* _Aim of the task_
Print every record below exactly as written.

Extracted data entries
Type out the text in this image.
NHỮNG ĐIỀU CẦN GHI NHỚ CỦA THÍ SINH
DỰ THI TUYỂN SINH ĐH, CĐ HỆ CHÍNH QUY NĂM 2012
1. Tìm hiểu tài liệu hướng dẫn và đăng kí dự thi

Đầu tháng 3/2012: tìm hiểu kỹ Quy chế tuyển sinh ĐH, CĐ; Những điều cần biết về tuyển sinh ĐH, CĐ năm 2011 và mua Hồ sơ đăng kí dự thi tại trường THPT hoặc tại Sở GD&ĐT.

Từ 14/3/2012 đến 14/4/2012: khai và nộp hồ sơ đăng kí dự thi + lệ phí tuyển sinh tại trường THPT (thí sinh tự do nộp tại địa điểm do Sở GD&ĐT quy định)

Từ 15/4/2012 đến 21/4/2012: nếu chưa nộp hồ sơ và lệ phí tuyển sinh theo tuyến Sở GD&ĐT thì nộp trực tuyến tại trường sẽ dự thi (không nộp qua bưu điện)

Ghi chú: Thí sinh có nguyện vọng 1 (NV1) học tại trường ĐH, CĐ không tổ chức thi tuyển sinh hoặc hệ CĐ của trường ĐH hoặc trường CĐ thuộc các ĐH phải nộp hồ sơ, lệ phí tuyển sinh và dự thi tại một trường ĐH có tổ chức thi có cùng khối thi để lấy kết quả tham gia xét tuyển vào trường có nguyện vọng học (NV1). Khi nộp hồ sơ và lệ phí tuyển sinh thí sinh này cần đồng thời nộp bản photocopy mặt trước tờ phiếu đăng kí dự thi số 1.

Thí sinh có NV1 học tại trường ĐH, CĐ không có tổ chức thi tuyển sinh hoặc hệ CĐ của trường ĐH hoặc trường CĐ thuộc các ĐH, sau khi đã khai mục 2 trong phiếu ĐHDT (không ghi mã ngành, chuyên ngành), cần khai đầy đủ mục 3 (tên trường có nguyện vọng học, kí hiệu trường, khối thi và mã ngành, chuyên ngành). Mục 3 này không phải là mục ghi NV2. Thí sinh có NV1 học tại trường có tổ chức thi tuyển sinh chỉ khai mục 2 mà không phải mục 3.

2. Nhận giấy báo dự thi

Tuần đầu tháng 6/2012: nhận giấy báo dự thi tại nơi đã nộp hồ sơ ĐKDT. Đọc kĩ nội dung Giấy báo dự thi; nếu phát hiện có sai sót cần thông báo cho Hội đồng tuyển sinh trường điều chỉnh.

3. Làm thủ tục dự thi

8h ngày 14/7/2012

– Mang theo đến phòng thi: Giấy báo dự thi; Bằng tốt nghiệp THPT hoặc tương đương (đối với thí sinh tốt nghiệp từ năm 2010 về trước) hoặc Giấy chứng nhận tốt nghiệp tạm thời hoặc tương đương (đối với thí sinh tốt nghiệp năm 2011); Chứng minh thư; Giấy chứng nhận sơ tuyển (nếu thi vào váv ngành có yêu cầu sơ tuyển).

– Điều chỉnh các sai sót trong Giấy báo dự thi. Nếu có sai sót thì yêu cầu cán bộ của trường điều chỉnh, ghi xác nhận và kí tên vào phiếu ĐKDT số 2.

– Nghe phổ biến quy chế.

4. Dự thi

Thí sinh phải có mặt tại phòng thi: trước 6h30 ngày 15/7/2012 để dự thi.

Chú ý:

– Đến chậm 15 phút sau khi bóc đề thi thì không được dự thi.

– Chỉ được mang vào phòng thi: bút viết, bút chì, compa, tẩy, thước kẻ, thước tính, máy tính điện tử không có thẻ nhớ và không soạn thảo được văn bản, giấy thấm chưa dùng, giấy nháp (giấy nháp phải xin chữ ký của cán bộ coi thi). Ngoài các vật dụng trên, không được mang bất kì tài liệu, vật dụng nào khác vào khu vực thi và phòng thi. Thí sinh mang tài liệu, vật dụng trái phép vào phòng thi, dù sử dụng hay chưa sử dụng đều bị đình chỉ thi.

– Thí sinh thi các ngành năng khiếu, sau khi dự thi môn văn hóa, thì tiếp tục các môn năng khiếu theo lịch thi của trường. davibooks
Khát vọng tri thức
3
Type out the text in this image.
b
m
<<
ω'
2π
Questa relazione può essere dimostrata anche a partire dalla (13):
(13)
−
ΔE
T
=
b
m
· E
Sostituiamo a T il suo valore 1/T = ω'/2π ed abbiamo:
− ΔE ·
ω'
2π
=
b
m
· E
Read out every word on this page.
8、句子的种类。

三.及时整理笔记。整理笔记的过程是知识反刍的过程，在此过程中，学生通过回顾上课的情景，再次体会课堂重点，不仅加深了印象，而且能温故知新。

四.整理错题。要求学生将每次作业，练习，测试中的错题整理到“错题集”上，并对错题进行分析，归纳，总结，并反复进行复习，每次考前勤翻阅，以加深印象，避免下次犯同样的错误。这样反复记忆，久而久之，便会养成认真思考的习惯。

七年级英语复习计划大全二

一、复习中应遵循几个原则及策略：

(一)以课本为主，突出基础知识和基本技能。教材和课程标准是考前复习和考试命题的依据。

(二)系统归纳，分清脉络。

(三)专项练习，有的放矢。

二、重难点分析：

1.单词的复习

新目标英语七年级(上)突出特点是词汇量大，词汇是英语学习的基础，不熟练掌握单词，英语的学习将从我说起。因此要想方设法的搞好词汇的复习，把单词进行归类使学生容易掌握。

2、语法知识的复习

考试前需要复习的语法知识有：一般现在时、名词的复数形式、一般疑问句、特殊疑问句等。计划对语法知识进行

* _Solution for this task_
Type out the text in this image.
NHỮNG ĐIỀU CẦN GHI NHỚ CỦA THÍ SINH
DỰ THI TUYỂN SINH ĐH, CĐ HỆ CHÍNH QUY NĂM 2012
1. Tìm hiểu tài liệu hướng dẫn và đăng kí dự thi

Đầu tháng 3/2012: tìm hiểu kỹ Quy chế tuyển sinh ĐH, CĐ; Những điều cần biết về tuyển sinh ĐH, CĐ năm 2011 và mua Hồ sơ đăng kí dự thi tại trường THPT hoặc tại Sở GD&ĐT.

Từ 14/3/2012 đến 14/4/2012: khai và nộp hồ sơ đăng kí dự thi + lệ phí tuyển sinh tại trường THPT (thí sinh tự do nộp tại địa điểm do Sở GD&ĐT quy định)

Từ 15/4/2012 đến 21/4/2012: nếu chưa nộp hồ sơ và lệ phí tuyển sinh theo tuyến Sở GD&ĐT thì nộp trực tuyến tại trường sẽ dự thi (không nộp qua bưu điện)

Ghi chú: Thí sinh có nguyện vọng 1 (NV1) học tại trường ĐH, CĐ không tổ chức thi tuyển sinh hoặc hệ CĐ của trường ĐH hoặc trường CĐ thuộc các ĐH phải nộp hồ sơ, lệ phí tuyển sinh và dự thi tại một trường ĐH có tổ chức thi có cùng khối thi để lấy kết quả tham gia xét tuyển vào trường có nguyện vọng học (NV1). Khi nộp hồ sơ và lệ phí tuyển sinh thí sinh này cần đồng thời nộp bản photocopy mặt trước tờ phiếu đăng kí dự thi số 1.

Thí sinh có NV1 học tại trường ĐH, CĐ không có tổ chức thi tuyển sinh hoặc hệ CĐ của trường ĐH hoặc trường CĐ thuộc các ĐH, sau khi đã khai mục 2 trong phiếu ĐHDT (không ghi mã ngành, chuyên ngành), cần khai đầy đủ mục 3 (tên trường có nguyện vọng học, kí hiệu trường, khối thi và mã ngành, chuyên ngành). Mục 3 này không phải là mục ghi NV2. Thí sinh có NV1 học tại trường có tổ chức thi tuyển sinh chỉ khai mục 2 mà không phải mục 3.

2. Nhận giấy báo dự thi

Tuần đầu tháng 6/2012: nhận giấy báo dự thi tại nơi đã nộp hồ sơ ĐKDT. Đọc kĩ nội dung Giấy báo dự thi; nếu phát hiện có sai sót cần thông báo cho Hội đồng tuyển sinh trường điều chỉnh.

3. Làm thủ tục dự thi

8h ngày 14/7/2012

– Mang theo đến phòng thi: Giấy báo dự thi; Bằng tốt nghiệp THPT hoặc tương đương (đối với thí sinh tốt nghiệp từ năm 2010 về trước) hoặc Giấy chứng nhận tốt nghiệp tạm thời hoặc tương đương (đối với thí sinh tốt nghiệp năm 2011); Chứng minh thư; Giấy chứng nhận sơ tuyển (nếu thi vào váv ngành có yêu cầu sơ tuyển).

– Điều chỉnh các sai sót trong Giấy báo dự thi. Nếu có sai sót thì yêu cầu cán bộ của trường điều chỉnh, ghi xác nhận và kí tên vào phiếu ĐKDT số 2.

– Nghe phổ biến quy chế.

4. Dự thi

Thí sinh phải có mặt tại phòng thi: trước 6h30 ngày 15/7/2012 để dự thi.

Chú ý:

– Đến chậm 15 phút sau khi bóc đề thi thì không được dự thi.

– Chỉ được mang vào phòng thi: bút viết, bút chì, compa, tẩy, thước kẻ, thước tính, máy tính điện tử không có thẻ nhớ và không soạn thảo được văn bản, giấy thấm chưa dùng, giấy nháp (giấy nháp phải xin chữ ký của cán bộ coi thi). Ngoài các vật dụng trên, không được mang bất kì tài liệu, vật dụng nào khác vào khu vực thi và phòng thi. Thí sinh mang tài liệu, vật dụng trái phép vào phòng thi, dù sử dụng hay chưa sử dụng đều bị đình chỉ thi.

– Thí sinh thi các ngành năng khiếu, sau khi dự thi môn văn hóa, thì tiếp tục các môn năng khiếu theo lịch thi của trường. davibooks
Khát vọng tri thức
3
Type out the text in this image.
b
m
<<
ω'
2π
Questa relazione può essere dimostrata anche a partire dalla (13):
(13)
−
ΔE
T
=
b
m
· E
Sostituiamo a T il suo valore 1/T = ω'/2π ed abbiamo:
− ΔE ·
ω'
2π
=
b
m
· E
Read out every word on this page.
8、句子的种类。

三.及时整理笔记。整理笔记的过程是知识反刍的过程，在此过程中，学生通过回顾上课的情景，再次体会课堂重点，不仅加深了印象，而且能温故知新。

四.整理错题。要求学生将每次作业，练习，测试中的错题整理到“错题集”上，并对错题进行分析，归纳，总结，并反复进行复习，每次考前勤翻阅，以加深印象，避免下次犯同样的错误。这样反复记忆，久而久之，便会养成认真思考的习惯。

七年级英语复习计划大全二

一、复习中应遵循几个原则及策略：

(一)以课本为主，突出基础知识和基本技能。教材和课程标准是考前复习和考试命题的依据。

(二)系统归纳，分清脉络。

(三)专项练习，有的放矢。

二、重难点分析：

1.单词的复习

新目标英语七年级(上)突出特点是词汇量大，词汇是英语学习的基础，不熟练掌握单词，英语的学习将从我说起。因此要想方设法的搞好词汇的复习，把单词进行归类使学生容易掌握。

2、语法知识的复习

考试前需要复习的语法知识有：一般现在时、名词的复数形式、一般疑问句、特殊疑问句等。计划对语法知识进行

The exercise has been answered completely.